EXERCISE DATA:
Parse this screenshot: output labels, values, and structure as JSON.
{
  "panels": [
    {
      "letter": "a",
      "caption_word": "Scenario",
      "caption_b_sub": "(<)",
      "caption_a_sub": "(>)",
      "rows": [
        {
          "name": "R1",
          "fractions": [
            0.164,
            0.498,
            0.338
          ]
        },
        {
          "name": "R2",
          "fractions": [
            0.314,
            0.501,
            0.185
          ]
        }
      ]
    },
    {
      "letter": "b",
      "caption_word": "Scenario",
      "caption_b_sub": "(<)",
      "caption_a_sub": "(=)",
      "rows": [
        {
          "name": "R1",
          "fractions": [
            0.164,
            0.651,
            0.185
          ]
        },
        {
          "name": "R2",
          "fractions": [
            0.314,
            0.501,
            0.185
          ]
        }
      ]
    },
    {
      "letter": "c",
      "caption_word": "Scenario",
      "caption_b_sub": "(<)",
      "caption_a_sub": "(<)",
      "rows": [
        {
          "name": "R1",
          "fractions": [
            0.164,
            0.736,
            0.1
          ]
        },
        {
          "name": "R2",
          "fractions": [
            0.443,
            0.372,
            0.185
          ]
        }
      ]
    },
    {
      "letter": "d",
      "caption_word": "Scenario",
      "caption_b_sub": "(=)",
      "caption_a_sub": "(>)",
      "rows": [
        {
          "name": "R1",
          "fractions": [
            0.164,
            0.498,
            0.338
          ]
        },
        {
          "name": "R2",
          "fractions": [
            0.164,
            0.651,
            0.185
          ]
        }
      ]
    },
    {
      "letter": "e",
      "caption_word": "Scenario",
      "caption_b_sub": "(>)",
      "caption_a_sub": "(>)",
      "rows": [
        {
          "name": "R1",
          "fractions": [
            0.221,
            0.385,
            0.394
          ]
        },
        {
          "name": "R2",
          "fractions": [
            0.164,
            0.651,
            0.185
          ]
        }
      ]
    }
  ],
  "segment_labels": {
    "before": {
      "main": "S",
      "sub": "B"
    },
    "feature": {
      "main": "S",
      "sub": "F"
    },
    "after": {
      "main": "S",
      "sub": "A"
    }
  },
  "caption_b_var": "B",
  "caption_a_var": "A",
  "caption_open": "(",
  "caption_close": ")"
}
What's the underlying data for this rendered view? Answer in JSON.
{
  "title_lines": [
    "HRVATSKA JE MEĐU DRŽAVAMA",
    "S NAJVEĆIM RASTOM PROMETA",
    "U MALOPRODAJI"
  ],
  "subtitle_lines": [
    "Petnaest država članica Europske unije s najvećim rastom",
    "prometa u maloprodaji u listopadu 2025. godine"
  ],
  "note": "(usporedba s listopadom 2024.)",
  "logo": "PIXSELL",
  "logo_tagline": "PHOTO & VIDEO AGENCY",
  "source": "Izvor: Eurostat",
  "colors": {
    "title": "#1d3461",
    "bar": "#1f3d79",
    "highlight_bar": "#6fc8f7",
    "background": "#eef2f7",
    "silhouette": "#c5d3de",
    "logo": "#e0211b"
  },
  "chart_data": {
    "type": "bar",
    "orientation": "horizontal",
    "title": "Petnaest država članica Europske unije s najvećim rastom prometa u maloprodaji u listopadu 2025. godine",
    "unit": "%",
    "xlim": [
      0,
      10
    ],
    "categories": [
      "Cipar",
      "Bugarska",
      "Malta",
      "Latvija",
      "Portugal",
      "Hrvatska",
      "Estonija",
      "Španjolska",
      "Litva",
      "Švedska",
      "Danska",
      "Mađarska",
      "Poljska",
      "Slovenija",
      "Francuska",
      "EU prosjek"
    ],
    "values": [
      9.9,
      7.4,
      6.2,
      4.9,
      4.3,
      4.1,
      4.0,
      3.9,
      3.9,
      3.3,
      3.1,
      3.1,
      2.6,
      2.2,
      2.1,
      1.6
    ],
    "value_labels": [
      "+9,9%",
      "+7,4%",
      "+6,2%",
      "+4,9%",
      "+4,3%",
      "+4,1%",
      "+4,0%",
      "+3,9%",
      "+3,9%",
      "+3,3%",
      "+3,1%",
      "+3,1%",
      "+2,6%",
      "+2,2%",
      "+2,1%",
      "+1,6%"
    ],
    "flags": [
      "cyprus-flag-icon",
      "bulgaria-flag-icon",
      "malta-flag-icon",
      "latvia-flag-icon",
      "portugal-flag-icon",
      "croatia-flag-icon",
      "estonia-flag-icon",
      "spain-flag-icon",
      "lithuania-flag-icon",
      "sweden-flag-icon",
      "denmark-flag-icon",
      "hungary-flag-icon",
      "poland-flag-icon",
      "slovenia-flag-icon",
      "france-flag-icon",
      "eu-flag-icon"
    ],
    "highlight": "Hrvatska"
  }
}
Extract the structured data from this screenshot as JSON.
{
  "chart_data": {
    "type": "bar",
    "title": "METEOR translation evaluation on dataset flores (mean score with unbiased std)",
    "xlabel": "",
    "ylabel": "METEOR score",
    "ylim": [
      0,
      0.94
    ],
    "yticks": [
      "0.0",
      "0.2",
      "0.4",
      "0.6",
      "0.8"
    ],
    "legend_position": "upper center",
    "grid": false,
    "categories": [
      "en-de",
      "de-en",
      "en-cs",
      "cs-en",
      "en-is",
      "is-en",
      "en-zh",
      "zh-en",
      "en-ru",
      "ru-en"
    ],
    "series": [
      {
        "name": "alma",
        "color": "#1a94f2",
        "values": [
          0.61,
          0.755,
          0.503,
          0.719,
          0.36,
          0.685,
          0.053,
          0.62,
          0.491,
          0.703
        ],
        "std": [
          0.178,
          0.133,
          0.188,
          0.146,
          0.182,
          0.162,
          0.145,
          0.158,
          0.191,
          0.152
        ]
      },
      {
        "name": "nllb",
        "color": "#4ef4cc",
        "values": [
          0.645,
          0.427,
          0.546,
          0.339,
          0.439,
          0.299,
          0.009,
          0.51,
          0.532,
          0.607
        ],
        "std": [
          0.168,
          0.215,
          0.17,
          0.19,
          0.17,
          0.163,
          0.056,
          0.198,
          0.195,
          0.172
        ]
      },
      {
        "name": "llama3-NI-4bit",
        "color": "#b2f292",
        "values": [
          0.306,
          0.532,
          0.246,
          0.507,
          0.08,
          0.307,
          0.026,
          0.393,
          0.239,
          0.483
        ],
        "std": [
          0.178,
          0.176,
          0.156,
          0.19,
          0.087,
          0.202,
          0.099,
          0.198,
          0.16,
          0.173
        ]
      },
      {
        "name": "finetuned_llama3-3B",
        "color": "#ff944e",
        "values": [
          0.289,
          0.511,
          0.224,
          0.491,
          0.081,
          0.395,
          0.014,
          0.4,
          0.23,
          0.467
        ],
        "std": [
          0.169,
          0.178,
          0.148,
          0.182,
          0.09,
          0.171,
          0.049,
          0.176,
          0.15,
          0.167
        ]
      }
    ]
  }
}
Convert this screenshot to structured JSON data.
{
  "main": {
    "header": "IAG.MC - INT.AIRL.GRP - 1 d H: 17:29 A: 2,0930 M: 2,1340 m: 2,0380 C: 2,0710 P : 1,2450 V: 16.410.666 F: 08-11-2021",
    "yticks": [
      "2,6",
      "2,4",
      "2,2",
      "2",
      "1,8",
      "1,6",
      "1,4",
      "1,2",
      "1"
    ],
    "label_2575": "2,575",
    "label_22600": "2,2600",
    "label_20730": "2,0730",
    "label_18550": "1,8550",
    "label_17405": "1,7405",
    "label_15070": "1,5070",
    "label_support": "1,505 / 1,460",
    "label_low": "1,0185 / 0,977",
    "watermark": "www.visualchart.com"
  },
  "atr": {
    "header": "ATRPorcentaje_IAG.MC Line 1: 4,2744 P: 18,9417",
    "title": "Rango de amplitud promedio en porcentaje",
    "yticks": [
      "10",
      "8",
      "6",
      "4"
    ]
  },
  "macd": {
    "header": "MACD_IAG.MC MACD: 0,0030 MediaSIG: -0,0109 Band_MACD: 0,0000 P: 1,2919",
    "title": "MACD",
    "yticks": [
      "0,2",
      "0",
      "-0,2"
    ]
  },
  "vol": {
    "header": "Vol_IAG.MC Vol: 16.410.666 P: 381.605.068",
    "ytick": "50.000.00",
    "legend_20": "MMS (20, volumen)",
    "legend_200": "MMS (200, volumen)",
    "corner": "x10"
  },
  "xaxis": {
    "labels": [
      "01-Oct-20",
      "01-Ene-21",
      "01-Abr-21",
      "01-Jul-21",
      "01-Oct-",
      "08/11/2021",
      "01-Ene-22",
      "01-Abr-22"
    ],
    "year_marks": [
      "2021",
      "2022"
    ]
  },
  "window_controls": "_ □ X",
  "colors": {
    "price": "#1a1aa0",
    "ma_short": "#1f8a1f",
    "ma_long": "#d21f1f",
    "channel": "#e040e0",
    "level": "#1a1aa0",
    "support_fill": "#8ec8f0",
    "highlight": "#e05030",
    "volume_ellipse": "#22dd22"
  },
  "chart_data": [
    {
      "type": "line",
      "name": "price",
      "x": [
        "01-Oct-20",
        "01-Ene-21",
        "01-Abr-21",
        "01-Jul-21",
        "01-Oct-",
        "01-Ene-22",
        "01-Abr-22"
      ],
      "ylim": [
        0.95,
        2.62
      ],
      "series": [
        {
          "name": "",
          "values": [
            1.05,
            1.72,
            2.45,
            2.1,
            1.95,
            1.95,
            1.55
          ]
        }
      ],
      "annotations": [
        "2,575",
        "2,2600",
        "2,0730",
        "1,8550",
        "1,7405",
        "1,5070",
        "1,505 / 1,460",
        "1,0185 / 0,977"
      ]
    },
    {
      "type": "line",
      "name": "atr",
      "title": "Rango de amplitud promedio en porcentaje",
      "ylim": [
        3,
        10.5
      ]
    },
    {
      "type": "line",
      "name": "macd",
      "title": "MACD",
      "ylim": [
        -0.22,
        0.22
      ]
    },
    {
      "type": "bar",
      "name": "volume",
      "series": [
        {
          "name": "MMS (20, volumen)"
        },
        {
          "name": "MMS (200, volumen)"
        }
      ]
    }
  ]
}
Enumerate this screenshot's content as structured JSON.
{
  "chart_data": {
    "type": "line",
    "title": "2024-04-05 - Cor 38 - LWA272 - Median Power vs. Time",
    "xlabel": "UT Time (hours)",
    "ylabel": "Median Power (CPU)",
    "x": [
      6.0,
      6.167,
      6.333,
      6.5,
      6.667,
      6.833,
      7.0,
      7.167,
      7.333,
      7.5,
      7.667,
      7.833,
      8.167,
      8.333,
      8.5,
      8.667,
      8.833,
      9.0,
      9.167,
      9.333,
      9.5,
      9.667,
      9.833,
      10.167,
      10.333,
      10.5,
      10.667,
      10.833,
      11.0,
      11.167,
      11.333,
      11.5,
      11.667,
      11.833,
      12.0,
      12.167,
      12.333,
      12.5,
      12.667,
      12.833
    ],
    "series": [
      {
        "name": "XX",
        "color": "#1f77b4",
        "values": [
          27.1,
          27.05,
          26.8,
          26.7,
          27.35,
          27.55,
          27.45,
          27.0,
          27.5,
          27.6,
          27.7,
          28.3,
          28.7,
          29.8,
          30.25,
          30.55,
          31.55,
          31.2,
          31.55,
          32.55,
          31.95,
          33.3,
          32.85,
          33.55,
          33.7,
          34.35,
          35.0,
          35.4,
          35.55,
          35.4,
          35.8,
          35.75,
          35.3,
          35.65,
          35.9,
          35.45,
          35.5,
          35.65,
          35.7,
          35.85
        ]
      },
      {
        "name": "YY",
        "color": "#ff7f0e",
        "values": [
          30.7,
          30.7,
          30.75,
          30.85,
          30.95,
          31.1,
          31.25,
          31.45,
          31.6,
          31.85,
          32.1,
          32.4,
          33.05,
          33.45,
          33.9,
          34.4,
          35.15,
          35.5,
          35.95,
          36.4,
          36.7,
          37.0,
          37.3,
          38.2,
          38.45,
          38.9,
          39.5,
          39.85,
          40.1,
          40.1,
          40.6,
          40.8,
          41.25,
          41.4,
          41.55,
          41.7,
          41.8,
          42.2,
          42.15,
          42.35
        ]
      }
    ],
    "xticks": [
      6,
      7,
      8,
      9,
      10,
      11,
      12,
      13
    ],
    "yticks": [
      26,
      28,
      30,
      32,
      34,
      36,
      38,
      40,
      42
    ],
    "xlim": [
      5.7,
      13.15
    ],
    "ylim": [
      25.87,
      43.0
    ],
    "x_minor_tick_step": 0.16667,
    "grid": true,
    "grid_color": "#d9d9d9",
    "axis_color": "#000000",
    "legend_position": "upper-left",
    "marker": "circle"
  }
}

WORK TO BE COMPLETED:
What is the number of lines in this material that hold the string "Rango"? Answer with that number only.

ANSWER TO THE PROBLEM:
2